Exercise brief: Locate each line containing the string "Staff" and copy it out.

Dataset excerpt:
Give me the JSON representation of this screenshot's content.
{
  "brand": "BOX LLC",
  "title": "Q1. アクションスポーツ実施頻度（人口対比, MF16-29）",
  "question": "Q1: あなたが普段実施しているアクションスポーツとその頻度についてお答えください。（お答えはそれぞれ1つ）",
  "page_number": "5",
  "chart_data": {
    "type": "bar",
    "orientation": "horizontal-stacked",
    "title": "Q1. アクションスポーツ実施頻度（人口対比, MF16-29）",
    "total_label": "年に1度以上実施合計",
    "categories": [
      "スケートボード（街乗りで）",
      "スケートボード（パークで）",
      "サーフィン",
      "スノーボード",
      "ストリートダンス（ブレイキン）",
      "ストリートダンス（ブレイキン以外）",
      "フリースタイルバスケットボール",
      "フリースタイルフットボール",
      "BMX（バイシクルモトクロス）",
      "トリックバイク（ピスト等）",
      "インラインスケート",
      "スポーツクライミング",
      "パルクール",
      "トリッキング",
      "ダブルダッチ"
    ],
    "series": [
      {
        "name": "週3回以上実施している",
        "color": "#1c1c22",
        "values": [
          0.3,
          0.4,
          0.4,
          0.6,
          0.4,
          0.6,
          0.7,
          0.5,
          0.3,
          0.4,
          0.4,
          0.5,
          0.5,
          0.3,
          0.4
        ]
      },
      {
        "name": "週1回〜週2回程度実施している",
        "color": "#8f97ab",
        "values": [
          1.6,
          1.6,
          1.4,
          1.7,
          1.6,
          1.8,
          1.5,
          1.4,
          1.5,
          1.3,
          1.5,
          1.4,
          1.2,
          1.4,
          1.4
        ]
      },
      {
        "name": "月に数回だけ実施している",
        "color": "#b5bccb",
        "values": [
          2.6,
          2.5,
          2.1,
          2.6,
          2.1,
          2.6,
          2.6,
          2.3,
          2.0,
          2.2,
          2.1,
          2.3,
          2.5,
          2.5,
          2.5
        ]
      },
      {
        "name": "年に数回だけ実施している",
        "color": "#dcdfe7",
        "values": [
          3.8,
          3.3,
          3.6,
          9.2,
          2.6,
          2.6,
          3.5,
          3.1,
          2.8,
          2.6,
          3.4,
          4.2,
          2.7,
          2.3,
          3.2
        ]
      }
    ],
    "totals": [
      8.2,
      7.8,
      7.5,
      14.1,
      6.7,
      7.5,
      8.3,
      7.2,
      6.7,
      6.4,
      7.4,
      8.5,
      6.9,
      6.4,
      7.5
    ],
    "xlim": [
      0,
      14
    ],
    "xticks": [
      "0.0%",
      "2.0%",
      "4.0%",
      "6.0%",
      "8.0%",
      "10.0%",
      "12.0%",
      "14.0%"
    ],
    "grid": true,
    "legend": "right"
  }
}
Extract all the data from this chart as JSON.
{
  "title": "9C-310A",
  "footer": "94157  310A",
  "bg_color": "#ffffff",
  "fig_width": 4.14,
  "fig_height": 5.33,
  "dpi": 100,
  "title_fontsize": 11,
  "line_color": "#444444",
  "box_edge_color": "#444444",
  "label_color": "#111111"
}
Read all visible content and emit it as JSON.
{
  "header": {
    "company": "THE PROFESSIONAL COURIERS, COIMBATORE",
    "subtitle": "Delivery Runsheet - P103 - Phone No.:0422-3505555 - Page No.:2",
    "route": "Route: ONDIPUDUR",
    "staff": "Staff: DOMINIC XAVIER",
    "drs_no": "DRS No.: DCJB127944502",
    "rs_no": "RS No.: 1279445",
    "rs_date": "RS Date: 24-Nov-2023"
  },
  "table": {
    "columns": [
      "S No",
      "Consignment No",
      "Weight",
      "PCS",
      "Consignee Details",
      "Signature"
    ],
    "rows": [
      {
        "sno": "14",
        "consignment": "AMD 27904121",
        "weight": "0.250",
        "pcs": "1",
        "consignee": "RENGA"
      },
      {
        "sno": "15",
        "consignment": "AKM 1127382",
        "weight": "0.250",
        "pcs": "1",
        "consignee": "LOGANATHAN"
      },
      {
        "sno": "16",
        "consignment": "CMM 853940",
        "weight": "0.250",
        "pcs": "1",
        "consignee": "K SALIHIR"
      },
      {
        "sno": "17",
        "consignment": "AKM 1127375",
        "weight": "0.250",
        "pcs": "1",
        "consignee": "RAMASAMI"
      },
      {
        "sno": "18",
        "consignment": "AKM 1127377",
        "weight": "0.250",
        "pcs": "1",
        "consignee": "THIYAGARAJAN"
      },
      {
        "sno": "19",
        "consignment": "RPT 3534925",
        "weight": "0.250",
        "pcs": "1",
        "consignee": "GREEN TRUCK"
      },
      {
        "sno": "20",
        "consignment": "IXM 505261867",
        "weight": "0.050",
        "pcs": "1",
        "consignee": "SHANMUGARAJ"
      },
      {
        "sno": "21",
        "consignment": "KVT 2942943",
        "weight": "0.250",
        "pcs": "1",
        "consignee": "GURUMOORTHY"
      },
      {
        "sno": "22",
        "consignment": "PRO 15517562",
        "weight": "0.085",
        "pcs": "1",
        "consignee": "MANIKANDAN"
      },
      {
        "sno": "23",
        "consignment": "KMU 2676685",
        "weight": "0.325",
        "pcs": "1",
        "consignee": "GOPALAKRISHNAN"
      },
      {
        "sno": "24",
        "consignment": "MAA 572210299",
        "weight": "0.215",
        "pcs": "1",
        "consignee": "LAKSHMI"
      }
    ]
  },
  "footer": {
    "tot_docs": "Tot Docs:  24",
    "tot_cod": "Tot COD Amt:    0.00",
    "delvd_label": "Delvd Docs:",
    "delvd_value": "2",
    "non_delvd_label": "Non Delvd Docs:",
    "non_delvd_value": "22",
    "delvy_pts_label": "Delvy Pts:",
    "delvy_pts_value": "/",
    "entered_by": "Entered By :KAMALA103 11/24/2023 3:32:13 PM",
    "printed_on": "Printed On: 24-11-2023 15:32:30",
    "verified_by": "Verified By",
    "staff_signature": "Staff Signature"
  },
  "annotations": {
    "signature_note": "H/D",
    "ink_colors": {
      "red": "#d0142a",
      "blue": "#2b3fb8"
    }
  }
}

Exercise answer:
    "staff": "Staff: DOMINIC XAVIER",
    "staff_signature": "Staff Signature"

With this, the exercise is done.